start Record list

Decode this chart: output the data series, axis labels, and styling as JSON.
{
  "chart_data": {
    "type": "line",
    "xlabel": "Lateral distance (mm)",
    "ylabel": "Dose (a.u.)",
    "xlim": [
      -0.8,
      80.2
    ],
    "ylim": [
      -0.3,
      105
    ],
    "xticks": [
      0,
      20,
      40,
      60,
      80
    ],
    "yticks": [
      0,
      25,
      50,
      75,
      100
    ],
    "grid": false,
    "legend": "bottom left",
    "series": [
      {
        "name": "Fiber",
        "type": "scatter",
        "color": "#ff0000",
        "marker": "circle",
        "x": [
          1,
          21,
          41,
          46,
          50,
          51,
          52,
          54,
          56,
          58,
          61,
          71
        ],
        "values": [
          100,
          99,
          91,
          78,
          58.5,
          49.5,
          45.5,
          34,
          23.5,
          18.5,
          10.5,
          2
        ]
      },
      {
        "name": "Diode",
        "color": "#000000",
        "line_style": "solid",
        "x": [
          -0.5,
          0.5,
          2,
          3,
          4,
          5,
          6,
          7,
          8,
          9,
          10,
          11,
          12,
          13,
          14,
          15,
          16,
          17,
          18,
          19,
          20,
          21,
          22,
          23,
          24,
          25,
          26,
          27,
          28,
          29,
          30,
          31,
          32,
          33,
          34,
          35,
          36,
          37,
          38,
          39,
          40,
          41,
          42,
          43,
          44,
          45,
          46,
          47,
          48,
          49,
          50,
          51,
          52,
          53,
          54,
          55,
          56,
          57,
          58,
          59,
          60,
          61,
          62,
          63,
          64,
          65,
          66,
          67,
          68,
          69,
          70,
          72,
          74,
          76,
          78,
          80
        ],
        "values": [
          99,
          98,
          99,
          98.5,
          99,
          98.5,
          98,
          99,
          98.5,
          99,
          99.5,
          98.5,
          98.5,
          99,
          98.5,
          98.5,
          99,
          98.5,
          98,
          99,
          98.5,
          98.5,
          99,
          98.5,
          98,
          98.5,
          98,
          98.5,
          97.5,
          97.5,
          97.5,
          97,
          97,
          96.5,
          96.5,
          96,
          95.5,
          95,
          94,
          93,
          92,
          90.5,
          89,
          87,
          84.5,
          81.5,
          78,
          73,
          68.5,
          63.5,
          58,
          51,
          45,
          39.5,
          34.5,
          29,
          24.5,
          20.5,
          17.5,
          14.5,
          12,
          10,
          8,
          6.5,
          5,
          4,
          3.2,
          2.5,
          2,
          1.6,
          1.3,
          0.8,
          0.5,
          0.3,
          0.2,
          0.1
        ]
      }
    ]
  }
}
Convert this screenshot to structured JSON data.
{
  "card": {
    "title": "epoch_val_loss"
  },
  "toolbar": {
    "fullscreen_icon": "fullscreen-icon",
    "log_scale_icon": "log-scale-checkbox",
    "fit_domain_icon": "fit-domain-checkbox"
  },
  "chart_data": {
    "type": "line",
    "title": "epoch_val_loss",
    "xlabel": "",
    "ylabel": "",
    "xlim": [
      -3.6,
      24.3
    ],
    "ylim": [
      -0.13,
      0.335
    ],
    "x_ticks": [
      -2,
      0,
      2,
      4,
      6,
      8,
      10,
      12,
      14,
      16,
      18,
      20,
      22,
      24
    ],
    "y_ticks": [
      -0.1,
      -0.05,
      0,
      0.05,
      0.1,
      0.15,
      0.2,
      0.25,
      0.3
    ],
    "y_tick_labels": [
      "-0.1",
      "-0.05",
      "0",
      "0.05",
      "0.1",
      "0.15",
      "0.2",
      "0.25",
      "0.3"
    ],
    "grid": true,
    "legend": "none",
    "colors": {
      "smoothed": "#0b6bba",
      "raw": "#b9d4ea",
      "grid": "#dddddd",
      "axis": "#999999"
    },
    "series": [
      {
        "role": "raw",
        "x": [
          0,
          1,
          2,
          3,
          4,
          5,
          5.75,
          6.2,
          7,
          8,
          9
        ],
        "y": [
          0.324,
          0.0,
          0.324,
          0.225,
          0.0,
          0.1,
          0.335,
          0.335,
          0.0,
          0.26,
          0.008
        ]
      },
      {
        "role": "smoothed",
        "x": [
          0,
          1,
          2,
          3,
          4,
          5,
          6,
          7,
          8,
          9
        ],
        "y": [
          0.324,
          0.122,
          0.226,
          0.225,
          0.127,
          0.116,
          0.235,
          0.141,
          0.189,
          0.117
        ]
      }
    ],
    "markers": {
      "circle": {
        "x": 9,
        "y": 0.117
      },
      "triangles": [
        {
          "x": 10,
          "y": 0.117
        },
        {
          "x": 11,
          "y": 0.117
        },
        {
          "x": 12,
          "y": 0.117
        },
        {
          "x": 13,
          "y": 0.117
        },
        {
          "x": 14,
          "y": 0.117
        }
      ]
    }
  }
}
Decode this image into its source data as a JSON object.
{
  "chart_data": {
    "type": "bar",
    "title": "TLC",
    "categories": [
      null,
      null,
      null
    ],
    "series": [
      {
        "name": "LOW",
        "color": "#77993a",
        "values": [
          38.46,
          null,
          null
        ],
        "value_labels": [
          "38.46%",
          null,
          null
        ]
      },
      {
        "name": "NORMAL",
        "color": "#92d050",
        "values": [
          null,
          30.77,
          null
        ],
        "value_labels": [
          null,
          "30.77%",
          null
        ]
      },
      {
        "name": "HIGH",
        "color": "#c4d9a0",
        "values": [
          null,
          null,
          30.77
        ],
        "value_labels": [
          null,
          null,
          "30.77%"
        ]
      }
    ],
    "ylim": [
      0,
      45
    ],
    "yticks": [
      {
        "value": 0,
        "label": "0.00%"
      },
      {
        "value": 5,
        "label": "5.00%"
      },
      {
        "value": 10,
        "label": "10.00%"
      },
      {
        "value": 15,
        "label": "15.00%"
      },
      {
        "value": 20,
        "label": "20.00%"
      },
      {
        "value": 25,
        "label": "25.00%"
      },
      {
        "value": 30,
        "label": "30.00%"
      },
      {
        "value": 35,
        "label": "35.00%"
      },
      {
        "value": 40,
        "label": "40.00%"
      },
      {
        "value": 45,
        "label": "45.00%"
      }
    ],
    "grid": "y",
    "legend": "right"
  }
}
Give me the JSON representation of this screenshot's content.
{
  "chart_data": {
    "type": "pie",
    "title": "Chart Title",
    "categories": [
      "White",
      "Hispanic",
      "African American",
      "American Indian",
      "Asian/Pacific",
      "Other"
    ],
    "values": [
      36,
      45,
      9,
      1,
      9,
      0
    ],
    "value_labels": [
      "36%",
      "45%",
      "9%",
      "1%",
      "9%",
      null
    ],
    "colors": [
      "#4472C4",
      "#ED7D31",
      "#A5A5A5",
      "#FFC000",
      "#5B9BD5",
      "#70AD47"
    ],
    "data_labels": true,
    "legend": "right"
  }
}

end Record list

§ What you will do
Reproduce the records in full, exactly as written.

§ Response
Decode this chart: output the data series, axis labels, and styling as JSON.
{
  "chart_data": {
    "type": "line",
    "xlabel": "Lateral distance (mm)",
    "ylabel": "Dose (a.u.)",
    "xlim": [
      -0.8,
      80.2
    ],
    "ylim": [
      -0.3,
      105
    ],
    "xticks": [
      0,
      20,
      40,
      60,
      80
    ],
    "yticks": [
      0,
      25,
      50,
      75,
      100
    ],
    "grid": false,
    "legend": "bottom left",
    "series": [
      {
        "name": "Fiber",
        "type": "scatter",
        "color": "#ff0000",
        "marker": "circle",
        "x": [
          1,
          21,
          41,
          46,
          50,
          51,
          52,
          54,
          56,
          58,
          61,
          71
        ],
        "values": [
          100,
          99,
          91,
          78,
          58.5,
          49.5,
          45.5,
          34,
          23.5,
          18.5,
          10.5,
          2
        ]
      },
      {
        "name": "Diode",
        "color": "#000000",
        "line_style": "solid",
        "x": [
          -0.5,
          0.5,
          2,
          3,
          4,
          5,
          6,
          7,
          8,
          9,
          10,
          11,
          12,
          13,
          14,
          15,
          16,
          17,
          18,
          19,
          20,
          21,
          22,
          23,
          24,
          25,
          26,
          27,
          28,
          29,
          30,
          31,
          32,
          33,
          34,
          35,
          36,
          37,
          38,
          39,
          40,
          41,
          42,
          43,
          44,
          45,
          46,
          47,
          48,
          49,
          50,
          51,
          52,
          53,
          54,
          55,
          56,
          57,
          58,
          59,
          60,
          61,
          62,
          63,
          64,
          65,
          66,
          67,
          68,
          69,
          70,
          72,
          74,
          76,
          78,
          80
        ],
        "values": [
          99,
          98,
          99,
          98.5,
          99,
          98.5,
          98,
          99,
          98.5,
          99,
          99.5,
          98.5,
          98.5,
          99,
          98.5,
          98.5,
          99,
          98.5,
          98,
          99,
          98.5,
          98.5,
          99,
          98.5,
          98,
          98.5,
          98,
          98.5,
          97.5,
          97.5,
          97.5,
          97,
          97,
          96.5,
          96.5,
          96,
          95.5,
          95,
          94,
          93,
          92,
          90.5,
          89,
          87,
          84.5,
          81.5,
          78,
          73,
          68.5,
          63.5,
          58,
          51,
          45,
          39.5,
          34.5,
          29,
          24.5,
          20.5,
          17.5,
          14.5,
          12,
          10,
          8,
          6.5,
          5,
          4,
          3.2,
          2.5,
          2,
          1.6,
          1.3,
          0.8,
          0.5,
          0.3,
          0.2,
          0.1
        ]
      }
    ]
  }
}
Convert this screenshot to structured JSON data.
{
  "card": {
    "title": "epoch_val_loss"
  },
  "toolbar": {
    "fullscreen_icon": "fullscreen-icon",
    "log_scale_icon": "log-scale-checkbox",
    "fit_domain_icon": "fit-domain-checkbox"
  },
  "chart_data": {
    "type": "line",
    "title": "epoch_val_loss",
    "xlabel": "",
    "ylabel": "",
    "xlim": [
      -3.6,
      24.3
    ],
    "ylim": [
      -0.13,
      0.335
    ],
    "x_ticks": [
      -2,
      0,
      2,
      4,
      6,
      8,
      10,
      12,
      14,
      16,
      18,
      20,
      22,
      24
    ],
    "y_ticks": [
      -0.1,
      -0.05,
      0,
      0.05,
      0.1,
      0.15,
      0.2,
      0.25,
      0.3
    ],
    "y_tick_labels": [
      "-0.1",
      "-0.05",
      "0",
      "0.05",
      "0.1",
      "0.15",
      "0.2",
      "0.25",
      "0.3"
    ],
    "grid": true,
    "legend": "none",
    "colors": {
      "smoothed": "#0b6bba",
      "raw": "#b9d4ea",
      "grid": "#dddddd",
      "axis": "#999999"
    },
    "series": [
      {
        "role": "raw",
        "x": [
          0,
          1,
          2,
          3,
          4,
          5,
          5.75,
          6.2,
          7,
          8,
          9
        ],
        "y": [
          0.324,
          0.0,
          0.324,
          0.225,
          0.0,
          0.1,
          0.335,
          0.335,
          0.0,
          0.26,
          0.008
        ]
      },
      {
        "role": "smoothed",
        "x": [
          0,
          1,
          2,
          3,
          4,
          5,
          6,
          7,
          8,
          9
        ],
        "y": [
          0.324,
          0.122,
          0.226,
          0.225,
          0.127,
          0.116,
          0.235,
          0.141,
          0.189,
          0.117
        ]
      }
    ],
    "markers": {
      "circle": {
        "x": 9,
        "y": 0.117
      },
      "triangles": [
        {
          "x": 10,
          "y": 0.117
        },
        {
          "x": 11,
          "y": 0.117
        },
        {
          "x": 12,
          "y": 0.117
        },
        {
          "x": 13,
          "y": 0.117
        },
        {
          "x": 14,
          "y": 0.117
        }
      ]
    }
  }
}
Decode this image into its source data as a JSON object.
{
  "chart_data": {
    "type": "bar",
    "title": "TLC",
    "categories": [
      null,
      null,
      null
    ],
    "series": [
      {
        "name": "LOW",
        "color": "#77993a",
        "values": [
          38.46,
          null,
          null
        ],
        "value_labels": [
          "38.46%",
          null,
          null
        ]
      },
      {
        "name": "NORMAL",
        "color": "#92d050",
        "values": [
          null,
          30.77,
          null
        ],
        "value_labels": [
          null,
          "30.77%",
          null
        ]
      },
      {
        "name": "HIGH",
        "color": "#c4d9a0",
        "values": [
          null,
          null,
          30.77
        ],
        "value_labels": [
          null,
          null,
          "30.77%"
        ]
      }
    ],
    "ylim": [
      0,
      45
    ],
    "yticks": [
      {
        "value": 0,
        "label": "0.00%"
      },
      {
        "value": 5,
        "label": "5.00%"
      },
      {
        "value": 10,
        "label": "10.00%"
      },
      {
        "value": 15,
        "label": "15.00%"
      },
      {
        "value": 20,
        "label": "20.00%"
      },
      {
        "value": 25,
        "label": "25.00%"
      },
      {
        "value": 30,
        "label": "30.00%"
      },
      {
        "value": 35,
        "label": "35.00%"
      },
      {
        "value": 40,
        "label": "40.00%"
      },
      {
        "value": 45,
        "label": "45.00%"
      }
    ],
    "grid": "y",
    "legend": "right"
  }
}
Give me the JSON representation of this screenshot's content.
{
  "chart_data": {
    "type": "pie",
    "title": "Chart Title",
    "categories": [
      "White",
      "Hispanic",
      "African American",
      "American Indian",
      "Asian/Pacific",
      "Other"
    ],
    "values": [
      36,
      45,
      9,
      1,
      9,
      0
    ],
    "value_labels": [
      "36%",
      "45%",
      "9%",
      "1%",
      "9%",
      null
    ],
    "colors": [
      "#4472C4",
      "#ED7D31",
      "#A5A5A5",
      "#FFC000",
      "#5B9BD5",
      "#70AD47"
    ],
    "data_labels": true,
    "legend": "right"
  }
}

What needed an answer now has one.